Records from a dataset →
*****
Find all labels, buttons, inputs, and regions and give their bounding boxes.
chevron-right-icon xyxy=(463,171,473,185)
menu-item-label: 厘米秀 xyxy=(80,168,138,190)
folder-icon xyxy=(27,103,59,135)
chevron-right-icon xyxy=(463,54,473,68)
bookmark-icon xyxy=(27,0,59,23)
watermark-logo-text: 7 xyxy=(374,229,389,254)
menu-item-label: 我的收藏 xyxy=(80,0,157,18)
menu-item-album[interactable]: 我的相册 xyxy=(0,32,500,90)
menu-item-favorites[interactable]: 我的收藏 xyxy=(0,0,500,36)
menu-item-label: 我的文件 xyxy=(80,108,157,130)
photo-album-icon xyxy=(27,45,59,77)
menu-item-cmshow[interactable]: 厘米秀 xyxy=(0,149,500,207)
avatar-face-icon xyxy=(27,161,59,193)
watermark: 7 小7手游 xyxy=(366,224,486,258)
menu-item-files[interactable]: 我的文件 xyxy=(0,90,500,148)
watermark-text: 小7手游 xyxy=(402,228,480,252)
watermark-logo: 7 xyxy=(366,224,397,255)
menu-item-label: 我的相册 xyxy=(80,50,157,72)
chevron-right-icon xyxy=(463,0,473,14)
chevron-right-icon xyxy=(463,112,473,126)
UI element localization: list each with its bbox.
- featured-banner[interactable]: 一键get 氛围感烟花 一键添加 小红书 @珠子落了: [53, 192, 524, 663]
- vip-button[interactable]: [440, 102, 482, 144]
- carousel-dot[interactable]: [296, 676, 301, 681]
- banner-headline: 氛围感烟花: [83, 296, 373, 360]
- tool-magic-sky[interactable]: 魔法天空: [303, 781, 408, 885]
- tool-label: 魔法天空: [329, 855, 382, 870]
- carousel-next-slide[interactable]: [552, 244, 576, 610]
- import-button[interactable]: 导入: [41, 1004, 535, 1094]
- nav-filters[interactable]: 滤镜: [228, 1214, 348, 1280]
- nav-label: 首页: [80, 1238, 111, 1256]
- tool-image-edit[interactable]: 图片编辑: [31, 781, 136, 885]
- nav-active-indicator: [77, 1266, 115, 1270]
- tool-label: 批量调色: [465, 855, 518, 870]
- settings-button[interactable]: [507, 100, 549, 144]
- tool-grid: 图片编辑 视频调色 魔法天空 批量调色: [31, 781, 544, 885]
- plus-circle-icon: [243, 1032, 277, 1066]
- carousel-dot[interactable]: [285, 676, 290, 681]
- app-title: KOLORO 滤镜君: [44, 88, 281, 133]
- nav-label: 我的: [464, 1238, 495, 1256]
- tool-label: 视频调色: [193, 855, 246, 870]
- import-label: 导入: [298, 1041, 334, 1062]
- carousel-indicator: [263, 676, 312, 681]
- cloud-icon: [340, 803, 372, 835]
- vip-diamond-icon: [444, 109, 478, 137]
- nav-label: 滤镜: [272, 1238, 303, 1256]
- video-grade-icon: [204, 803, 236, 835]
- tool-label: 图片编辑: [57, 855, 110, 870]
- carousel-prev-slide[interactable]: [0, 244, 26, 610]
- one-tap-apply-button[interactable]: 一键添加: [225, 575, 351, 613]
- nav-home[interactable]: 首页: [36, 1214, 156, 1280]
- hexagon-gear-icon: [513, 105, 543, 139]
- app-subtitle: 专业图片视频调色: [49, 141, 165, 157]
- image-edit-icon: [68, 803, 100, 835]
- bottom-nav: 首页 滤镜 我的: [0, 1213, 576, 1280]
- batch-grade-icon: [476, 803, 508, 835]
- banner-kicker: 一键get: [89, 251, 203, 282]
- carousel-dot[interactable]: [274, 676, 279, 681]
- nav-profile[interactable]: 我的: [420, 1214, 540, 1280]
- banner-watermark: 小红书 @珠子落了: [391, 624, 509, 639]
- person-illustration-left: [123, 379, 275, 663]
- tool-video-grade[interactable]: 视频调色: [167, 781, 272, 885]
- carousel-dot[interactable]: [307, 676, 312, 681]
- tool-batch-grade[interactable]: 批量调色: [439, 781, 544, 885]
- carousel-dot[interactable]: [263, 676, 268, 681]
*****
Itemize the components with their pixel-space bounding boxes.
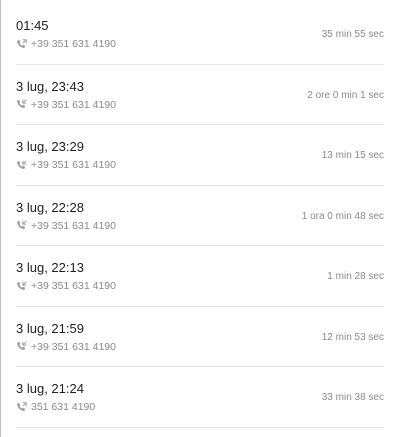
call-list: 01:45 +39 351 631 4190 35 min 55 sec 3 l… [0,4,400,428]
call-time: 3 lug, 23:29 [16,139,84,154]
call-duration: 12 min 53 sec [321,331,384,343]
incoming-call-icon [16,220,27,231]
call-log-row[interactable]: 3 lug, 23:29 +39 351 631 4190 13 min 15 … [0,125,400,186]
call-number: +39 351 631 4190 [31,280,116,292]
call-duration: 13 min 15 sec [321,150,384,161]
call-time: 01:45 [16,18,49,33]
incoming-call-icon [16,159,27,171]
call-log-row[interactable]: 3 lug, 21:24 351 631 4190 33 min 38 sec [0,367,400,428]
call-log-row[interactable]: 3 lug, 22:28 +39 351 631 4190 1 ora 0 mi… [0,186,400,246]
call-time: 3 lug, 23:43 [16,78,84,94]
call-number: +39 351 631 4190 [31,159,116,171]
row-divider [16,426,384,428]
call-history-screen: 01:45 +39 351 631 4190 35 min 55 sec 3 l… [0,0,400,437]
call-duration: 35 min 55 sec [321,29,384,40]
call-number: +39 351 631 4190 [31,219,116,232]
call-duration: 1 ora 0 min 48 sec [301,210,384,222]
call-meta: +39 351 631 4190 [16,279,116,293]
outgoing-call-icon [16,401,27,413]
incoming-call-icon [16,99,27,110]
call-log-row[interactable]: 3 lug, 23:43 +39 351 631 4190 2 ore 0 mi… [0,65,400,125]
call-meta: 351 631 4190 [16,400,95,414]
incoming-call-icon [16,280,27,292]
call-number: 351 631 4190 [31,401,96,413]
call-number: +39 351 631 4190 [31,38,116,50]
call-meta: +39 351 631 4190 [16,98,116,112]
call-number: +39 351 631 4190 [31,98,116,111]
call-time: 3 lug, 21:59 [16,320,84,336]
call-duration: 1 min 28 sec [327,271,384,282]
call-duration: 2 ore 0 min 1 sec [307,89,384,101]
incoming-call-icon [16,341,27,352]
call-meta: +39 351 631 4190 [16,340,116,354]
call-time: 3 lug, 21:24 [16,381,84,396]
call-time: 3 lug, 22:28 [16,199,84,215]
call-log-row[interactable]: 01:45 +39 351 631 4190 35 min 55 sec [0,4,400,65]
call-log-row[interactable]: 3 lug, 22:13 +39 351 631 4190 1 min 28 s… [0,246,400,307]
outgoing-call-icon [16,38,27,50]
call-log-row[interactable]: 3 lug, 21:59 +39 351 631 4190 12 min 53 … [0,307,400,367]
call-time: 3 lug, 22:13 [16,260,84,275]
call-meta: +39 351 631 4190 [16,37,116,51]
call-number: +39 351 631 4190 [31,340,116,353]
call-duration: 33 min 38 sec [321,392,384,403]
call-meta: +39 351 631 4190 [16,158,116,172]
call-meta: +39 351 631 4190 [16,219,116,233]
*****
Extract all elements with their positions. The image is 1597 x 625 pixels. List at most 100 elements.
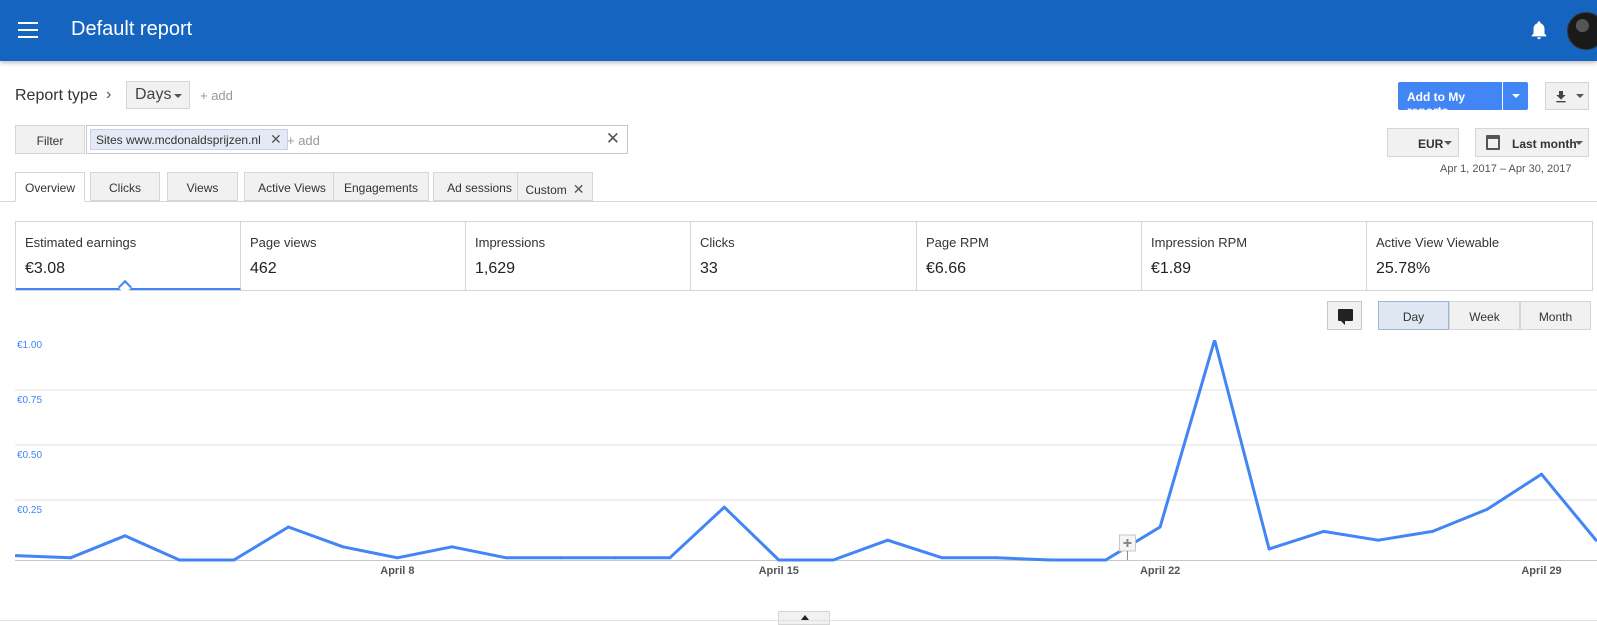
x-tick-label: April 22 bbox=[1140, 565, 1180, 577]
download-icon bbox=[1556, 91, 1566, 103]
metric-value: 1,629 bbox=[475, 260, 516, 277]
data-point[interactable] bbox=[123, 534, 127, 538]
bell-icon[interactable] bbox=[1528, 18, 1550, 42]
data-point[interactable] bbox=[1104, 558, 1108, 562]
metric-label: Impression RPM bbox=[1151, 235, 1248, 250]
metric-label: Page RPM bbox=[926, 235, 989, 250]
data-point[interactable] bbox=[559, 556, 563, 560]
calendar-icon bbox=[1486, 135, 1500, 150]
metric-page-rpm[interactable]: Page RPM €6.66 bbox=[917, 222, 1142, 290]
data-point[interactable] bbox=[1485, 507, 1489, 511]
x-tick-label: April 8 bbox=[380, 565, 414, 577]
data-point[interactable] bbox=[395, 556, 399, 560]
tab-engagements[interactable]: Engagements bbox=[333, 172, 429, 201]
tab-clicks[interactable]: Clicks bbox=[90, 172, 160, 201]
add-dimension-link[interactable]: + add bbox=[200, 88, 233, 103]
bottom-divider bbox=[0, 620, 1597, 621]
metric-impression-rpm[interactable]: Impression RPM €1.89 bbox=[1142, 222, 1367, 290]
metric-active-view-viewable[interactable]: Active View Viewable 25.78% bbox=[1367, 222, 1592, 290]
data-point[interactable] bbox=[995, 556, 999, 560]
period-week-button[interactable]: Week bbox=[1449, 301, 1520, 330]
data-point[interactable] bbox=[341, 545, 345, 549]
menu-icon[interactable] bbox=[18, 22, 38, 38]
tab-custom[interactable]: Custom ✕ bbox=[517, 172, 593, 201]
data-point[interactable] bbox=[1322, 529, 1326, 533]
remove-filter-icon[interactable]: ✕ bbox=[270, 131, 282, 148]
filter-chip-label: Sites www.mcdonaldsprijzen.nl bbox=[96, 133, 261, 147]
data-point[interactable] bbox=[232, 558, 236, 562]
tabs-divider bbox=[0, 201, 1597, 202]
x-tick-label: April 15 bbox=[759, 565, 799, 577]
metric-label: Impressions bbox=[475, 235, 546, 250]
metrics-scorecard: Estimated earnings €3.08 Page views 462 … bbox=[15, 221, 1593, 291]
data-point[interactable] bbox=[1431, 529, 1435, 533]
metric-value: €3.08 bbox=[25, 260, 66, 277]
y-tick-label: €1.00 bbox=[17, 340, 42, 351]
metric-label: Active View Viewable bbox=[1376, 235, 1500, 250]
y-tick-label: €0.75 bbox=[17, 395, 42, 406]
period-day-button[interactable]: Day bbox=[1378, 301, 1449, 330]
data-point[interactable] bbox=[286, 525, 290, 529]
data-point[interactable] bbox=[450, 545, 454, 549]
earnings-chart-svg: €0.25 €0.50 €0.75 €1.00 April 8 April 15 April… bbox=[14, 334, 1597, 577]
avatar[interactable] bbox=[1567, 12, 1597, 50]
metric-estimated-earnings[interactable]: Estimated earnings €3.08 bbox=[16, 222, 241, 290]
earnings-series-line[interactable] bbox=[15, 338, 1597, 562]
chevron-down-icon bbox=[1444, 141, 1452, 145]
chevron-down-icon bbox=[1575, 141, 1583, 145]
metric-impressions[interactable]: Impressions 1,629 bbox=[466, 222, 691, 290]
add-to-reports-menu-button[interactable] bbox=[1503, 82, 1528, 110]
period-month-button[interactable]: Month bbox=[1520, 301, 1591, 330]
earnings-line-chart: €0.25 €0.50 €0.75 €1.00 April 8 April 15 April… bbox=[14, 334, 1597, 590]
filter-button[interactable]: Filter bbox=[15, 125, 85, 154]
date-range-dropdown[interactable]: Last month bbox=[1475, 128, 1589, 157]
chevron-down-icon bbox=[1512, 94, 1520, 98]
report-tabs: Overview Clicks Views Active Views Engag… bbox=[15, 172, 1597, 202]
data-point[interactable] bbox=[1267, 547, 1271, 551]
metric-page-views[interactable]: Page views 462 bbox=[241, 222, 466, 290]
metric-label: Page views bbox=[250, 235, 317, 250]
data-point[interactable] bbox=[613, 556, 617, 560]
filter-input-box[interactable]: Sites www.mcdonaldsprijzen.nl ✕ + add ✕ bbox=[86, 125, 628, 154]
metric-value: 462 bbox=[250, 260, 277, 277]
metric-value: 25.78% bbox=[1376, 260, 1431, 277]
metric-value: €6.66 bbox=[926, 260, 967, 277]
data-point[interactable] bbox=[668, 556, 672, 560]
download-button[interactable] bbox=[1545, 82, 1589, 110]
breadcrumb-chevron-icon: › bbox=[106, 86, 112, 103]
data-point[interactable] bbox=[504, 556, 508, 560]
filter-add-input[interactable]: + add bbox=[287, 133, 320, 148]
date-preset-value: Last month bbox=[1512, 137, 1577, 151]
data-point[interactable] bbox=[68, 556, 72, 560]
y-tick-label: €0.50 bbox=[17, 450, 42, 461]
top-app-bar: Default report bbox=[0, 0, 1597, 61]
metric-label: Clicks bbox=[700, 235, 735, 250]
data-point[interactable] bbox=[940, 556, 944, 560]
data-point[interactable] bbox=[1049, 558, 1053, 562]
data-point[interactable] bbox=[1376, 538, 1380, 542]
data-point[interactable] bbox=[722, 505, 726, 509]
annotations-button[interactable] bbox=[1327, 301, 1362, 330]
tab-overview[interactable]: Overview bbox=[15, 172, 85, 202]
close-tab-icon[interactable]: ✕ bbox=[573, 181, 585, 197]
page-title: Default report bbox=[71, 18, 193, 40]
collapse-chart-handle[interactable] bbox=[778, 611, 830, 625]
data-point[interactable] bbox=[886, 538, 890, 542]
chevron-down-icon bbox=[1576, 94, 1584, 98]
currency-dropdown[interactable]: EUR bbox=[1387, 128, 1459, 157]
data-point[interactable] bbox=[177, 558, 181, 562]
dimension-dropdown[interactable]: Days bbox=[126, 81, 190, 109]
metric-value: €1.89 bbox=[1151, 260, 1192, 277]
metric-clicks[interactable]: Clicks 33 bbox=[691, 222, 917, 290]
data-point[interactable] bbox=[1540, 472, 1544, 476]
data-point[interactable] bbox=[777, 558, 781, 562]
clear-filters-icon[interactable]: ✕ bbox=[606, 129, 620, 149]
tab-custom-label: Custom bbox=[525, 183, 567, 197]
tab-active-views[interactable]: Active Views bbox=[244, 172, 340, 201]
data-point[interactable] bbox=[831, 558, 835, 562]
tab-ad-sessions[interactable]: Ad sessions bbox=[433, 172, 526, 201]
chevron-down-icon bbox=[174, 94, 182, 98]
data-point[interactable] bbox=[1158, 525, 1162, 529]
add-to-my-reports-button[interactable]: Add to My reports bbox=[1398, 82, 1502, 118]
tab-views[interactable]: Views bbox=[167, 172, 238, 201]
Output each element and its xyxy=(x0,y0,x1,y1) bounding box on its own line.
*****
Instruction →
Can you transcribe the lines of the data above, starting at the line containing "Find all labels, buttons, inputs, and" and ending at the line containing "menu-item-album[interactable]: 我的相册 xyxy=(0,32,500,90)", with both of those lines included?

Response →
Find all labels, buttons, inputs, and regions and give their bounding boxes.
chevron-right-icon xyxy=(463,171,473,185)
menu-item-label: 厘米秀 xyxy=(80,168,138,190)
folder-icon xyxy=(27,103,59,135)
chevron-right-icon xyxy=(463,54,473,68)
bookmark-icon xyxy=(27,0,59,23)
watermark-logo-text: 7 xyxy=(374,229,389,254)
menu-item-label: 我的收藏 xyxy=(80,0,157,18)
menu-item-album[interactable]: 我的相册 xyxy=(0,32,500,90)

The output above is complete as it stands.